Task prompt
Please reproduce the listing below word for word, from its first line through the line containing "section-title: Product Details", with both of those lines included.
· · · ·
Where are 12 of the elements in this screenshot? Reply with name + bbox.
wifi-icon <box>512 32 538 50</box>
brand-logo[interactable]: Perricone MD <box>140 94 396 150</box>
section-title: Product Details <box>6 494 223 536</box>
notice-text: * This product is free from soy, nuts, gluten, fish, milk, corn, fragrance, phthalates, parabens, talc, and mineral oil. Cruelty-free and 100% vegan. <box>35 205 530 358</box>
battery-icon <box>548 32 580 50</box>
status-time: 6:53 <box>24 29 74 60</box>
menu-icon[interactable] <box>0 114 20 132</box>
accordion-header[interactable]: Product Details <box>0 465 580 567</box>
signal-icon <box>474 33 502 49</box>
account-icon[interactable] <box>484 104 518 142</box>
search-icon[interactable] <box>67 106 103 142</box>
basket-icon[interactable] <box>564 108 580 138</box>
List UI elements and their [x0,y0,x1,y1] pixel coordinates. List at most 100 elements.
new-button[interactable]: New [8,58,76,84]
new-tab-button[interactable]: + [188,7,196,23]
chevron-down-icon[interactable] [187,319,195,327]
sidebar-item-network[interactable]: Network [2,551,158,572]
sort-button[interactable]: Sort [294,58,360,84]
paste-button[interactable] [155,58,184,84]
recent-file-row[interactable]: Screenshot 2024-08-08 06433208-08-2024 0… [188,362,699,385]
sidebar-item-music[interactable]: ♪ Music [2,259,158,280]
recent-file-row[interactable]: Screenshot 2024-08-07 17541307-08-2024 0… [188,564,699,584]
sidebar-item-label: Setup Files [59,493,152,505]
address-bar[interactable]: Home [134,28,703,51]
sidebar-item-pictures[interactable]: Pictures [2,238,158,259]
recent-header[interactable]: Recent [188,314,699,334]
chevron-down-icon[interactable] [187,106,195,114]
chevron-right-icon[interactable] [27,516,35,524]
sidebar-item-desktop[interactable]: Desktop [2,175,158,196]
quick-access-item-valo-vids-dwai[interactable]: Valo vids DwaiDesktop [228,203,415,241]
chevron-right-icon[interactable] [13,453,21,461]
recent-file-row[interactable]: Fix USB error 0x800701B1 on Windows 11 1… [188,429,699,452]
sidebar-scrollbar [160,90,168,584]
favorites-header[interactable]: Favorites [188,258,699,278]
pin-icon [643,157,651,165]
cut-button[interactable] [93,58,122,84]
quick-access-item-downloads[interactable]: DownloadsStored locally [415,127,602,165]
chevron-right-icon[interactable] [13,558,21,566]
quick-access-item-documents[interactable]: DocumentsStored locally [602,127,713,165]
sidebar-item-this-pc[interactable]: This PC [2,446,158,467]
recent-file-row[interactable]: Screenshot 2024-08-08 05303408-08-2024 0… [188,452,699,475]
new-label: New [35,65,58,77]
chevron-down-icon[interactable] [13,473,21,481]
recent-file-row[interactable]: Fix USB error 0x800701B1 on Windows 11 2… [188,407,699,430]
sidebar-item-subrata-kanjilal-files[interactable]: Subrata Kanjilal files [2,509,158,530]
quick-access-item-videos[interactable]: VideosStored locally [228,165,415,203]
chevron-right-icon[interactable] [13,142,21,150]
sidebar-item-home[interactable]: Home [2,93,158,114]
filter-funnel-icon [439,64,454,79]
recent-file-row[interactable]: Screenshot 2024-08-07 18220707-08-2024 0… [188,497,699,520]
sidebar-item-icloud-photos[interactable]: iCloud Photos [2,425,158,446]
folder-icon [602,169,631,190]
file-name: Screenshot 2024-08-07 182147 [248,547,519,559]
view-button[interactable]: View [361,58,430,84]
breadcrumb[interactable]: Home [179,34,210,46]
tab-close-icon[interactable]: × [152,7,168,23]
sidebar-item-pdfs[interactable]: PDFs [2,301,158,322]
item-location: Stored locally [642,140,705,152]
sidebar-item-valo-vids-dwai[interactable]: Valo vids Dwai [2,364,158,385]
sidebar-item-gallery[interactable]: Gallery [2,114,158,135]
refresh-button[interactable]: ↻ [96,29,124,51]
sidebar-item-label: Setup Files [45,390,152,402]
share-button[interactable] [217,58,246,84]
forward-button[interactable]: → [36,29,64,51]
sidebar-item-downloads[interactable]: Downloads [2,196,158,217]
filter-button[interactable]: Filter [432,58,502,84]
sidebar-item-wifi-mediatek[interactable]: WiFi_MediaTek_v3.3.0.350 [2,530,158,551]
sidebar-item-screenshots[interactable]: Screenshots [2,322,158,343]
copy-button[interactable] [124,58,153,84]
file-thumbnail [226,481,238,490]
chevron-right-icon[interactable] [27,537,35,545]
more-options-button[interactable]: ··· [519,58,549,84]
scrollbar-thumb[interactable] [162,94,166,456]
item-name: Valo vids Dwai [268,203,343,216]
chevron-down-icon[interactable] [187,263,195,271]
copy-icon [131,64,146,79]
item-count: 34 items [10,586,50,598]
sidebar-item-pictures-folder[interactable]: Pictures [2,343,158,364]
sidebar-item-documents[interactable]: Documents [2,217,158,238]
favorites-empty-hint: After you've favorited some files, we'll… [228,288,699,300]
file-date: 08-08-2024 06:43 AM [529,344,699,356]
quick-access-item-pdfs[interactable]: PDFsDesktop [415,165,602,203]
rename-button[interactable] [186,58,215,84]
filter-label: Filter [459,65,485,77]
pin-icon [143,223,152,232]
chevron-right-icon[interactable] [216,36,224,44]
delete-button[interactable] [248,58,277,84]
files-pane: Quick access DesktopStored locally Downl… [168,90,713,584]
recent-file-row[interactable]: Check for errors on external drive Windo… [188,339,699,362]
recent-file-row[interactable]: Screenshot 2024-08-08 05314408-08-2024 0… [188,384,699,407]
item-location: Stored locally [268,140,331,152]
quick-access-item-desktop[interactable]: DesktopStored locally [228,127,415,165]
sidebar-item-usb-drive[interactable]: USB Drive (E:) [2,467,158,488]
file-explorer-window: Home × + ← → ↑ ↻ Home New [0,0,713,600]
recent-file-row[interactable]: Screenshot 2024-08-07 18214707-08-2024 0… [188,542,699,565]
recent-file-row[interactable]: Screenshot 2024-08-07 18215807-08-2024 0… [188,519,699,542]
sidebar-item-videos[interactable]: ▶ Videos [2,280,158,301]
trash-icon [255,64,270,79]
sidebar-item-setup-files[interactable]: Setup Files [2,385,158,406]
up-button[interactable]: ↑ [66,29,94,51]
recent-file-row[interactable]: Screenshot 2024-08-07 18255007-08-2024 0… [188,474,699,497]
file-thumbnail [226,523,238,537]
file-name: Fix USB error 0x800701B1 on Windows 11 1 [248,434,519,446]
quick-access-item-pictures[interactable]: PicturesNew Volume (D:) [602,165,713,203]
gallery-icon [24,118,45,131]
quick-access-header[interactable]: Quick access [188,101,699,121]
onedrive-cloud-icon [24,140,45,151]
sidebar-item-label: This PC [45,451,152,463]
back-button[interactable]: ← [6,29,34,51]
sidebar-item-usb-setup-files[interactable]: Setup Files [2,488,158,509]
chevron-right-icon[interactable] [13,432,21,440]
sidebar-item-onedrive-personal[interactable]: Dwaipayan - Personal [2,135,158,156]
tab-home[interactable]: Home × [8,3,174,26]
· · · ·
Task result
Where are 12 of the elements in this screenshot? Reply with name + bbox.
wifi-icon <box>512 32 538 50</box>
brand-logo[interactable]: Perricone MD <box>140 94 396 150</box>
section-title: Product Details <box>6 494 223 536</box>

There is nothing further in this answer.